| Exercise goal |
Check the listing below for lines that hold "Clarke". How many are there? Please give only the number.

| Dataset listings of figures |
____________________

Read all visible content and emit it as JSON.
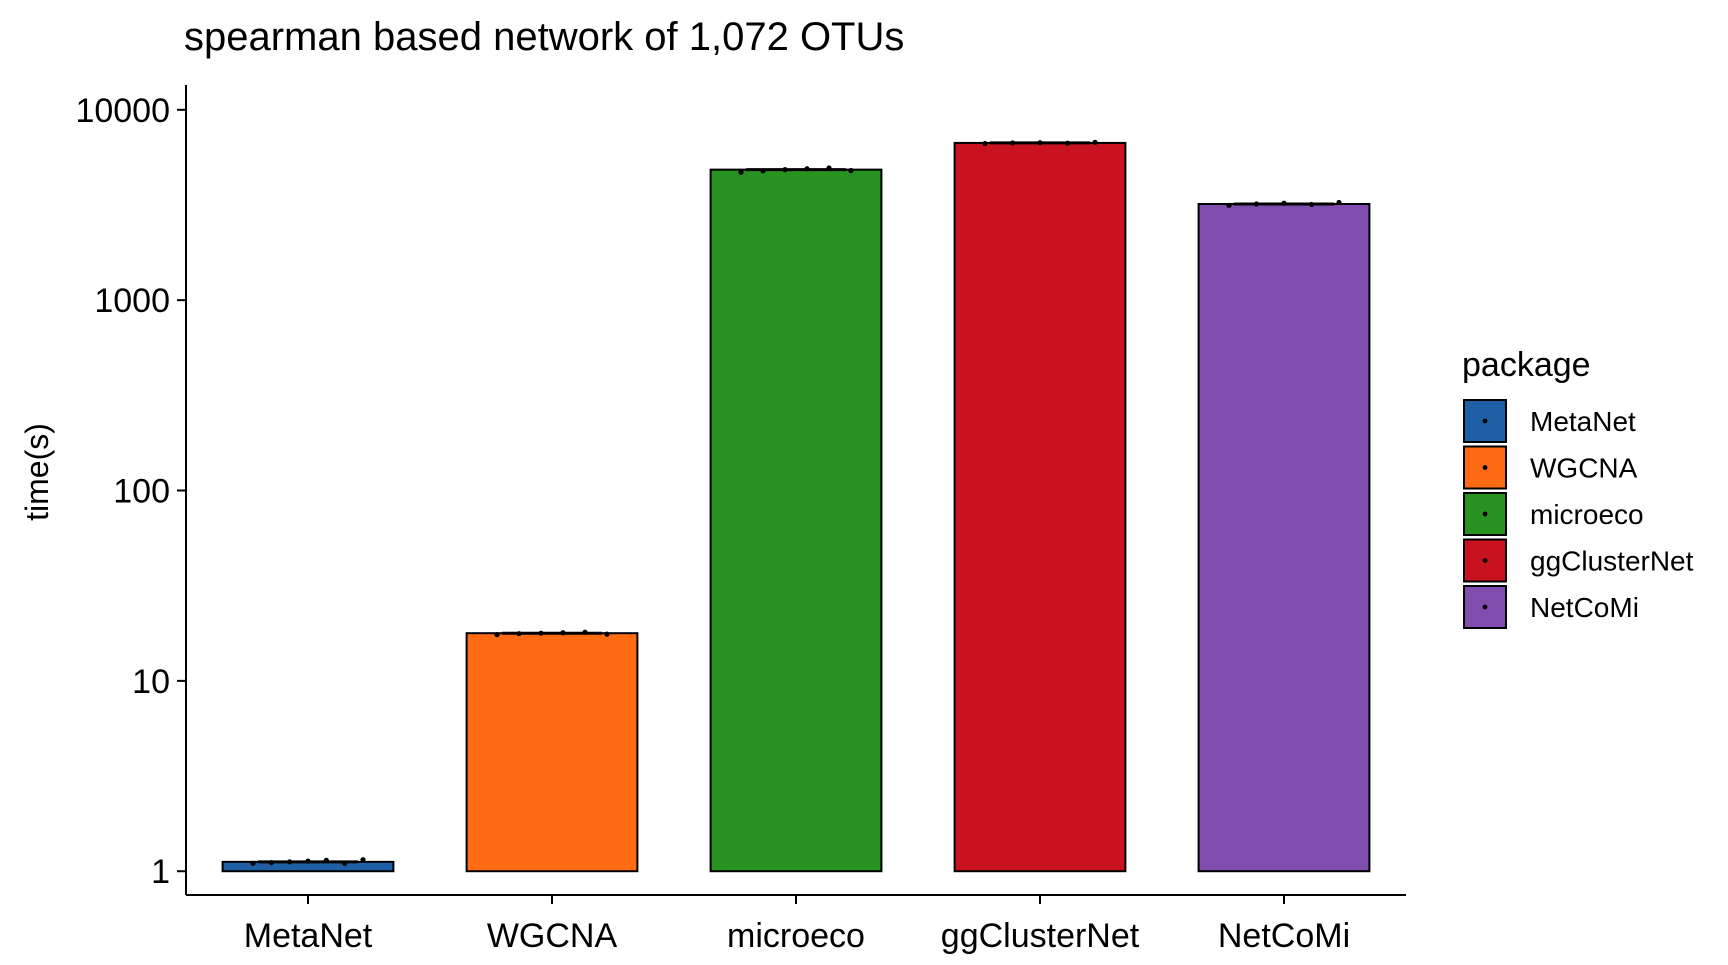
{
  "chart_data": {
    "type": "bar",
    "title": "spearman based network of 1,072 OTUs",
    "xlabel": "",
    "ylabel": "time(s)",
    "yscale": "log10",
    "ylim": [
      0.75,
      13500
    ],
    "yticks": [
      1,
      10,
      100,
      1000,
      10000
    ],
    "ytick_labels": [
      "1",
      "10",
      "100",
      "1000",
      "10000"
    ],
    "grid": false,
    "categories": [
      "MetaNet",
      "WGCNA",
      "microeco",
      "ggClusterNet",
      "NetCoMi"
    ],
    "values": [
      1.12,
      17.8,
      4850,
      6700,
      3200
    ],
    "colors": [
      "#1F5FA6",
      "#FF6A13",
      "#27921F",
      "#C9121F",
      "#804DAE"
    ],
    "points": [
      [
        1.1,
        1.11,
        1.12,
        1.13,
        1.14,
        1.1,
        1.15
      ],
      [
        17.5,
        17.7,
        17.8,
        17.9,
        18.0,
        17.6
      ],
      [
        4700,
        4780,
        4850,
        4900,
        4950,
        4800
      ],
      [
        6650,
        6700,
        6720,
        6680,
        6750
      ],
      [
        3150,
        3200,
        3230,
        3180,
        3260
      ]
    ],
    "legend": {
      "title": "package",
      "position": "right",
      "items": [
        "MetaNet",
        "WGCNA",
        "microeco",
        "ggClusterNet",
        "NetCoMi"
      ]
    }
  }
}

____________________

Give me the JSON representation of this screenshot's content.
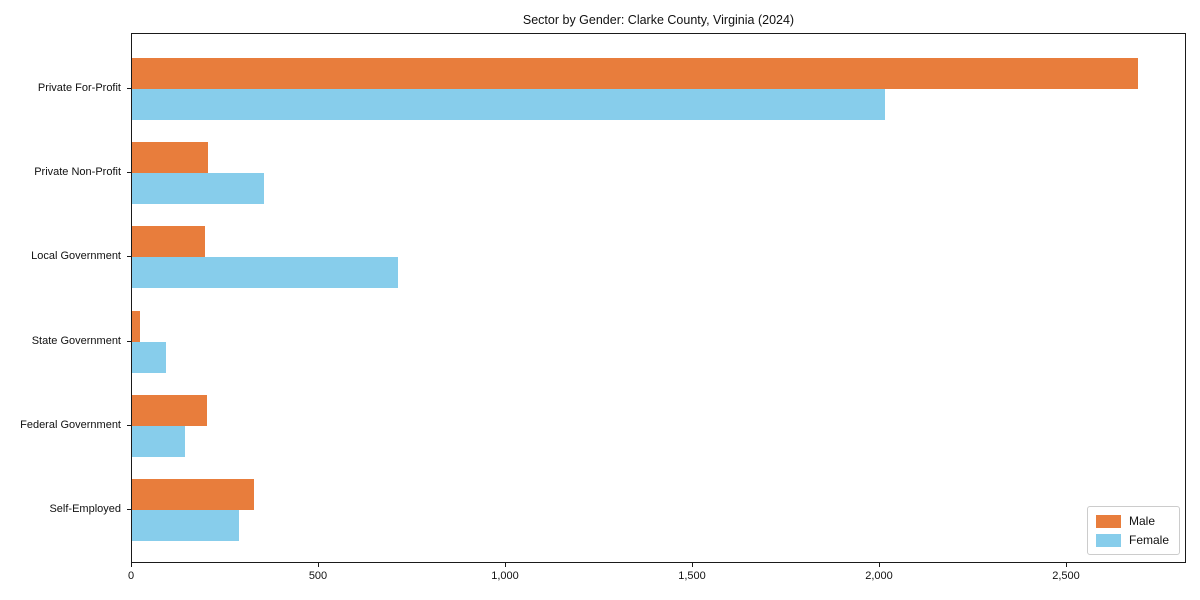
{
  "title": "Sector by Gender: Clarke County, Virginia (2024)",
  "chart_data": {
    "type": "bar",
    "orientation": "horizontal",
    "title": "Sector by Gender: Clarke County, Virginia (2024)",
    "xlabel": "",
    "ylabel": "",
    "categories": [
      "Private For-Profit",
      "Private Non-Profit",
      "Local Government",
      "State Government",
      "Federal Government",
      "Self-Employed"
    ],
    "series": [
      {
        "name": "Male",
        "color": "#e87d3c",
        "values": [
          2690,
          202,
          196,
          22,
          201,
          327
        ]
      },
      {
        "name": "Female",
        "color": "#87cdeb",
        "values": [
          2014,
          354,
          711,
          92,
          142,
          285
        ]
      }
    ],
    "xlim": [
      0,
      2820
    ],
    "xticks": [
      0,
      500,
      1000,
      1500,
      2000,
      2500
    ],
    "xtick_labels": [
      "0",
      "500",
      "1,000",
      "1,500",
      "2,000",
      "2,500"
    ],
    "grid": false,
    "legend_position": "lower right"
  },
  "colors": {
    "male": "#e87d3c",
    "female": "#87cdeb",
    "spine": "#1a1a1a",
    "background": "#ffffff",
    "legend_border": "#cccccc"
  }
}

____________________

| Exercise answer |
2